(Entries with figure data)
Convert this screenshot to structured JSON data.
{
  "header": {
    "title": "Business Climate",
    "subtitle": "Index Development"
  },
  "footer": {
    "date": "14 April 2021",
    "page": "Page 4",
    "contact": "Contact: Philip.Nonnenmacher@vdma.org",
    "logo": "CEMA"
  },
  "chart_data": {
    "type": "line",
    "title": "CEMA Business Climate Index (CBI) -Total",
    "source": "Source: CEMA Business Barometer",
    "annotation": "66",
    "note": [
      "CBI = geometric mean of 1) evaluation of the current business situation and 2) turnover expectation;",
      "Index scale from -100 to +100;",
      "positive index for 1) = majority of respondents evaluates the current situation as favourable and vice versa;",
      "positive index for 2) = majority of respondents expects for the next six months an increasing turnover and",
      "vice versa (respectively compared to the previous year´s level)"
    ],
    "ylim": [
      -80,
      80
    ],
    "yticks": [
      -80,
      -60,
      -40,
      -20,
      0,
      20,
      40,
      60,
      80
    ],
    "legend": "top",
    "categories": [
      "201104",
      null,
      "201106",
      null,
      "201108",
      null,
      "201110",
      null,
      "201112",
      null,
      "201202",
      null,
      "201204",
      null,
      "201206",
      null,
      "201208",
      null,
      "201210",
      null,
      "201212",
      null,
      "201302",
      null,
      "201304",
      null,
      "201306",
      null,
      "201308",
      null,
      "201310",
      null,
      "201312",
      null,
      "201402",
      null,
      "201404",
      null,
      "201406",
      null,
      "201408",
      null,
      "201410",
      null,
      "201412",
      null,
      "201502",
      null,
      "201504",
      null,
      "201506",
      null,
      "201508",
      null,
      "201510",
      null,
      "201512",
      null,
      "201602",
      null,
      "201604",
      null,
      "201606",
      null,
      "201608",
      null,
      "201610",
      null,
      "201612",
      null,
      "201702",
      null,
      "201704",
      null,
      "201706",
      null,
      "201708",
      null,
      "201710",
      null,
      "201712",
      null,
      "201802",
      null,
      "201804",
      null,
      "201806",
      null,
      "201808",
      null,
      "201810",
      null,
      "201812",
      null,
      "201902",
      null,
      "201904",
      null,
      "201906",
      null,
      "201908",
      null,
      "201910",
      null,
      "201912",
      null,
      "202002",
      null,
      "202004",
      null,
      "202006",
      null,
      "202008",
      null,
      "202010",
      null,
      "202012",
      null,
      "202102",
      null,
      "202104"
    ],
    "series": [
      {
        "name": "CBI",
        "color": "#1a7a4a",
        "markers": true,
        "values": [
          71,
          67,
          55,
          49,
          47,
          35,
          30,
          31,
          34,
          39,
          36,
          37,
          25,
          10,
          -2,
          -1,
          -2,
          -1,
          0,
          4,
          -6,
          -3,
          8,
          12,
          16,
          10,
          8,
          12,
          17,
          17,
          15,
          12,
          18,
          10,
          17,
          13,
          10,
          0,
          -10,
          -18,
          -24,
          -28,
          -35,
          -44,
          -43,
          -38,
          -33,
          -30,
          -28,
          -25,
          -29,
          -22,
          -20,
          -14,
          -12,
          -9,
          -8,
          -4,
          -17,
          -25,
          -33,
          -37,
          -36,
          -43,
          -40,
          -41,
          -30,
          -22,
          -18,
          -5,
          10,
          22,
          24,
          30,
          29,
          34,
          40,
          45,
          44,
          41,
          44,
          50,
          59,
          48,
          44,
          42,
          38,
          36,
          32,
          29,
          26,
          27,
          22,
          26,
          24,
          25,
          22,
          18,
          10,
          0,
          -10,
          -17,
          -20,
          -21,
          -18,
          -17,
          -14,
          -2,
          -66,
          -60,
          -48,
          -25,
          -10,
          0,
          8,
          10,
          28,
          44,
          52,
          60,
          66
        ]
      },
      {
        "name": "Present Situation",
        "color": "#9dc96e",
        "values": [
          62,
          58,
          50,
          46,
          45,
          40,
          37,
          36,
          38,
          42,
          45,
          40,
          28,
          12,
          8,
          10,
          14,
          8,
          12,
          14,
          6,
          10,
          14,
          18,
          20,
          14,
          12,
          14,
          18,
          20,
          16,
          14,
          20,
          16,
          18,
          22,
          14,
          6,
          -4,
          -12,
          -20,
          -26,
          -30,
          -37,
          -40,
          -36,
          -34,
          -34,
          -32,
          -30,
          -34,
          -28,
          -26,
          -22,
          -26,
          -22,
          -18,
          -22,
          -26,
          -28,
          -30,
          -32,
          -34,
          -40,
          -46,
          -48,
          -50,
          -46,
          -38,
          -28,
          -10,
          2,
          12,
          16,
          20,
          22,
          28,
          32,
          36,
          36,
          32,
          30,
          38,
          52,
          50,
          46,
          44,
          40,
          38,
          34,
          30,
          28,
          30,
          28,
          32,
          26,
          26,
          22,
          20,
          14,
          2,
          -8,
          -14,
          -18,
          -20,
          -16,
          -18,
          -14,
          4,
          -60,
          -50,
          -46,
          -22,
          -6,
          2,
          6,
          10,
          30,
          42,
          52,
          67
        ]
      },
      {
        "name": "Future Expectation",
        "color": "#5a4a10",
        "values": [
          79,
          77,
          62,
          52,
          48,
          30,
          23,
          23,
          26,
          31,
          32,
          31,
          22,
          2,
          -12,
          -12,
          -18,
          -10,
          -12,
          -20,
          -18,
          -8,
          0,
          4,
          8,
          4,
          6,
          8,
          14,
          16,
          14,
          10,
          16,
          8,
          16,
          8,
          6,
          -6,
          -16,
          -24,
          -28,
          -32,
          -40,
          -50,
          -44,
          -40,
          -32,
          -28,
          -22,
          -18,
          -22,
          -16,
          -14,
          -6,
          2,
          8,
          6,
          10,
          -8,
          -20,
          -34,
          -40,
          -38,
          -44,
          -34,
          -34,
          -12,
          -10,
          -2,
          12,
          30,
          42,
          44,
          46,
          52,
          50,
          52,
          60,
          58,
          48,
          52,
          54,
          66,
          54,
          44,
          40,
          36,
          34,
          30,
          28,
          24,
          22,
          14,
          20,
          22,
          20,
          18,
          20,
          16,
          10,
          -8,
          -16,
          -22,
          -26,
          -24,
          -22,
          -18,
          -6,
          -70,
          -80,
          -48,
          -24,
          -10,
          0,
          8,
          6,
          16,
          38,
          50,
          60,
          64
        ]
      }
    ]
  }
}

> _Exercise details_
Copy each entry exactly, with nothing added or dropped.

> _Response_
Convert this screenshot to structured JSON data.
{
  "header": {
    "title": "Business Climate",
    "subtitle": "Index Development"
  },
  "footer": {
    "date": "14 April 2021",
    "page": "Page 4",
    "contact": "Contact: Philip.Nonnenmacher@vdma.org",
    "logo": "CEMA"
  },
  "chart_data": {
    "type": "line",
    "title": "CEMA Business Climate Index (CBI) -Total",
    "source": "Source: CEMA Business Barometer",
    "annotation": "66",
    "note": [
      "CBI = geometric mean of 1) evaluation of the current business situation and 2) turnover expectation;",
      "Index scale from -100 to +100;",
      "positive index for 1) = majority of respondents evaluates the current situation as favourable and vice versa;",
      "positive index for 2) = majority of respondents expects for the next six months an increasing turnover and",
      "vice versa (respectively compared to the previous year´s level)"
    ],
    "ylim": [
      -80,
      80
    ],
    "yticks": [
      -80,
      -60,
      -40,
      -20,
      0,
      20,
      40,
      60,
      80
    ],
    "legend": "top",
    "categories": [
      "201104",
      null,
      "201106",
      null,
      "201108",
      null,
      "201110",
      null,
      "201112",
      null,
      "201202",
      null,
      "201204",
      null,
      "201206",
      null,
      "201208",
      null,
      "201210",
      null,
      "201212",
      null,
      "201302",
      null,
      "201304",
      null,
      "201306",
      null,
      "201308",
      null,
      "201310",
      null,
      "201312",
      null,
      "201402",
      null,
      "201404",
      null,
      "201406",
      null,
      "201408",
      null,
      "201410",
      null,
      "201412",
      null,
      "201502",
      null,
      "201504",
      null,
      "201506",
      null,
      "201508",
      null,
      "201510",
      null,
      "201512",
      null,
      "201602",
      null,
      "201604",
      null,
      "201606",
      null,
      "201608",
      null,
      "201610",
      null,
      "201612",
      null,
      "201702",
      null,
      "201704",
      null,
      "201706",
      null,
      "201708",
      null,
      "201710",
      null,
      "201712",
      null,
      "201802",
      null,
      "201804",
      null,
      "201806",
      null,
      "201808",
      null,
      "201810",
      null,
      "201812",
      null,
      "201902",
      null,
      "201904",
      null,
      "201906",
      null,
      "201908",
      null,
      "201910",
      null,
      "201912",
      null,
      "202002",
      null,
      "202004",
      null,
      "202006",
      null,
      "202008",
      null,
      "202010",
      null,
      "202012",
      null,
      "202102",
      null,
      "202104"
    ],
    "series": [
      {
        "name": "CBI",
        "color": "#1a7a4a",
        "markers": true,
        "values": [
          71,
          67,
          55,
          49,
          47,
          35,
          30,
          31,
          34,
          39,
          36,
          37,
          25,
          10,
          -2,
          -1,
          -2,
          -1,
          0,
          4,
          -6,
          -3,
          8,
          12,
          16,
          10,
          8,
          12,
          17,
          17,
          15,
          12,
          18,
          10,
          17,
          13,
          10,
          0,
          -10,
          -18,
          -24,
          -28,
          -35,
          -44,
          -43,
          -38,
          -33,
          -30,
          -28,
          -25,
          -29,
          -22,
          -20,
          -14,
          -12,
          -9,
          -8,
          -4,
          -17,
          -25,
          -33,
          -37,
          -36,
          -43,
          -40,
          -41,
          -30,
          -22,
          -18,
          -5,
          10,
          22,
          24,
          30,
          29,
          34,
          40,
          45,
          44,
          41,
          44,
          50,
          59,
          48,
          44,
          42,
          38,
          36,
          32,
          29,
          26,
          27,
          22,
          26,
          24,
          25,
          22,
          18,
          10,
          0,
          -10,
          -17,
          -20,
          -21,
          -18,
          -17,
          -14,
          -2,
          -66,
          -60,
          -48,
          -25,
          -10,
          0,
          8,
          10,
          28,
          44,
          52,
          60,
          66
        ]
      },
      {
        "name": "Present Situation",
        "color": "#9dc96e",
        "values": [
          62,
          58,
          50,
          46,
          45,
          40,
          37,
          36,
          38,
          42,
          45,
          40,
          28,
          12,
          8,
          10,
          14,
          8,
          12,
          14,
          6,
          10,
          14,
          18,
          20,
          14,
          12,
          14,
          18,
          20,
          16,
          14,
          20,
          16,
          18,
          22,
          14,
          6,
          -4,
          -12,
          -20,
          -26,
          -30,
          -37,
          -40,
          -36,
          -34,
          -34,
          -32,
          -30,
          -34,
          -28,
          -26,
          -22,
          -26,
          -22,
          -18,
          -22,
          -26,
          -28,
          -30,
          -32,
          -34,
          -40,
          -46,
          -48,
          -50,
          -46,
          -38,
          -28,
          -10,
          2,
          12,
          16,
          20,
          22,
          28,
          32,
          36,
          36,
          32,
          30,
          38,
          52,
          50,
          46,
          44,
          40,
          38,
          34,
          30,
          28,
          30,
          28,
          32,
          26,
          26,
          22,
          20,
          14,
          2,
          -8,
          -14,
          -18,
          -20,
          -16,
          -18,
          -14,
          4,
          -60,
          -50,
          -46,
          -22,
          -6,
          2,
          6,
          10,
          30,
          42,
          52,
          67
        ]
      },
      {
        "name": "Future Expectation",
        "color": "#5a4a10",
        "values": [
          79,
          77,
          62,
          52,
          48,
          30,
          23,
          23,
          26,
          31,
          32,
          31,
          22,
          2,
          -12,
          -12,
          -18,
          -10,
          -12,
          -20,
          -18,
          -8,
          0,
          4,
          8,
          4,
          6,
          8,
          14,
          16,
          14,
          10,
          16,
          8,
          16,
          8,
          6,
          -6,
          -16,
          -24,
          -28,
          -32,
          -40,
          -50,
          -44,
          -40,
          -32,
          -28,
          -22,
          -18,
          -22,
          -16,
          -14,
          -6,
          2,
          8,
          6,
          10,
          -8,
          -20,
          -34,
          -40,
          -38,
          -44,
          -34,
          -34,
          -12,
          -10,
          -2,
          12,
          30,
          42,
          44,
          46,
          52,
          50,
          52,
          60,
          58,
          48,
          52,
          54,
          66,
          54,
          44,
          40,
          36,
          34,
          30,
          28,
          24,
          22,
          14,
          20,
          22,
          20,
          18,
          20,
          16,
          10,
          -8,
          -16,
          -22,
          -26,
          -24,
          -22,
          -18,
          -6,
          -70,
          -80,
          -48,
          -24,
          -10,
          0,
          8,
          6,
          16,
          38,
          50,
          60,
          64
        ]
      }
    ]
  }
}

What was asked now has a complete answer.